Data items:
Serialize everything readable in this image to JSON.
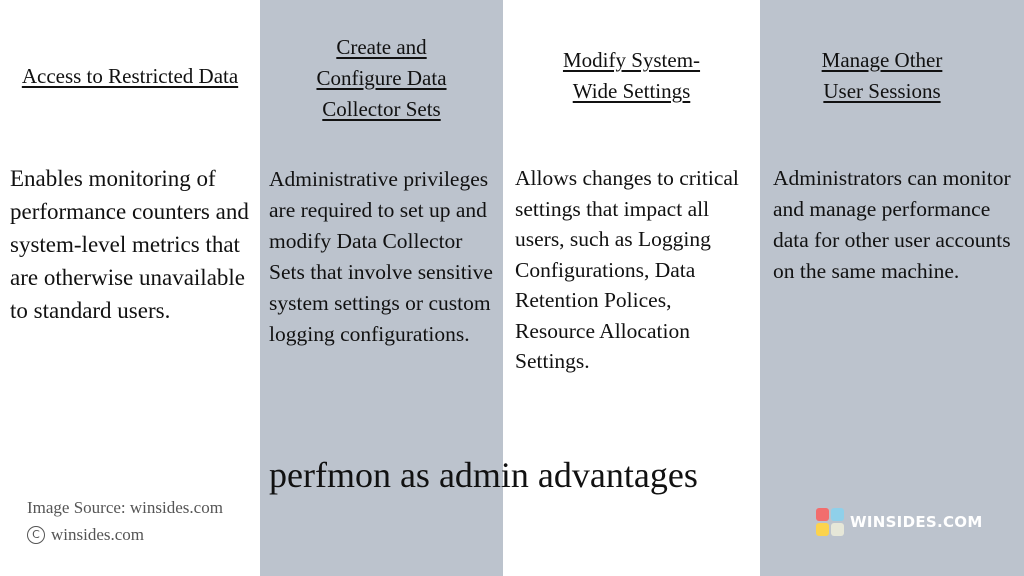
{
  "columns": [
    {
      "heading": "Access to Restricted Data",
      "body": "Enables monitoring of performance counters and system-level metrics that are otherwise unavailable to standard users."
    },
    {
      "heading": "Create and \nConfigure Data\n Collector Sets",
      "body": "Administrative privileges are required to set up and modify Data Collector Sets that involve sensitive system settings or custom logging configurations."
    },
    {
      "heading": "Modify System-\nWide Settings",
      "body": "Allows changes to critical settings that impact all users, such as Logging Configurations, Data Retention Polices, Resource Allocation Settings."
    },
    {
      "heading": "Manage Other\nUser Sessions",
      "body": "Administrators can monitor and manage performance data for other user accounts on the same machine."
    }
  ],
  "title": "perfmon as admin advantages",
  "footer": {
    "image_source": "Image Source: winsides.com",
    "copyright_icon": "copyright-icon",
    "copyright_glyph": "C",
    "copyright_text": "winsides.com"
  },
  "logo": {
    "text": "WINSIDES.COM",
    "icon": "four-tile-logo-icon",
    "tile_colors": [
      "#f26d6d",
      "#8fd0ea",
      "#fcd34d",
      "#e6e7d8"
    ]
  },
  "colors": {
    "panel_white": "#ffffff",
    "panel_grey": "#bcc3cd",
    "text": "#111111",
    "muted_text": "#555555"
  }
}
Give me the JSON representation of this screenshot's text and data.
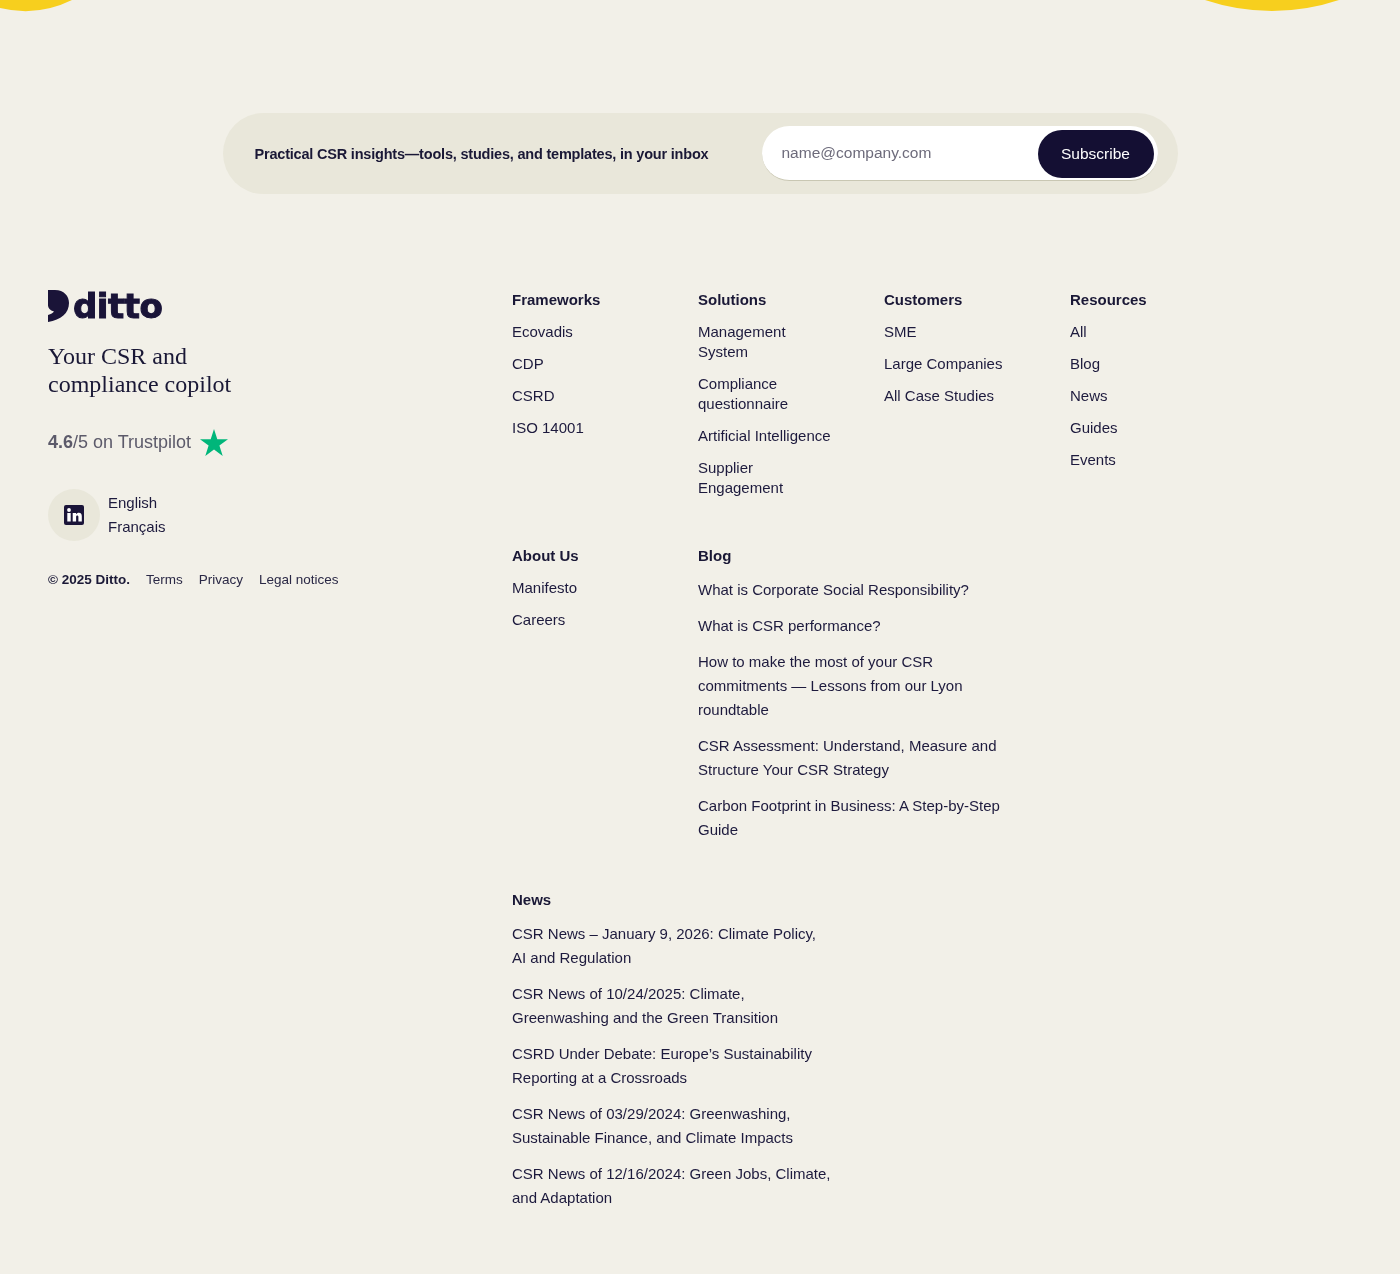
{
  "newsletter": {
    "text": "Practical CSR insights—tools, studies, and templates, in your inbox",
    "placeholder": "name@company.com",
    "button": "Subscribe"
  },
  "brand": {
    "logo": "ditto",
    "tagline": "Your CSR and compliance copilot",
    "rating": "**4.6**/5 on Trustpilot"
  },
  "languages": [
    "English",
    "Français"
  ],
  "legal": {
    "copyright": "© 2025 Ditto.",
    "links": [
      "Terms",
      "Privacy",
      "Legal notices"
    ]
  },
  "nav_sections": [
    {
      "kind": "links",
      "heading": "Frameworks",
      "links": [
        "Ecovadis",
        "CDP",
        "CSRD",
        "ISO 14001"
      ]
    },
    {
      "kind": "links",
      "heading": "Solutions",
      "links": [
        "Management System",
        "Compliance questionnaire",
        "Artificial Intelligence",
        "Supplier Engagement"
      ]
    },
    {
      "kind": "links",
      "heading": "Customers",
      "links": [
        "SME",
        "Large Companies",
        "All Case Studies"
      ]
    },
    {
      "kind": "links",
      "heading": "Resources",
      "links": [
        "All",
        "Blog",
        "News",
        "Guides",
        "Events"
      ]
    },
    {
      "kind": "links",
      "heading": "About Us",
      "links": [
        "Manifesto",
        "Careers"
      ]
    },
    {
      "kind": "articles",
      "heading": "Blog",
      "links": [
        "What is Corporate Social Responsibility?",
        "What is CSR performance?",
        "How to make the most of your CSR commitments — Lessons from our Lyon roundtable",
        "CSR Assessment: Understand, Measure and Structure Your CSR Strategy",
        "Carbon Footprint in Business: A Step-by-Step Guide"
      ]
    },
    {
      "kind": "articles",
      "heading": "News",
      "links": [
        "CSR News – January 9, 2026: Climate Policy, AI and Regulation",
        "CSR News of 10/24/2025: Climate, Greenwashing and the Green Transition",
        "CSRD Under Debate: Europe’s Sustainability Reporting at a Crossroads",
        "CSR News of 03/29/2024: Greenwashing, Sustainable Finance, and Climate Impacts",
        "CSR News of 12/16/2024: Green Jobs, Climate, and Adaptation"
      ]
    }
  ]
}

What you will do: Pull out every line holding "Greenwashing" from the records above, and copy it.

Exercise answer:
        "CSR News of 10/24/2025: Climate, Greenwashing and the Green Transition",
        "CSR News of 03/29/2024: Greenwashing, Sustainable Finance, and Climate Impacts",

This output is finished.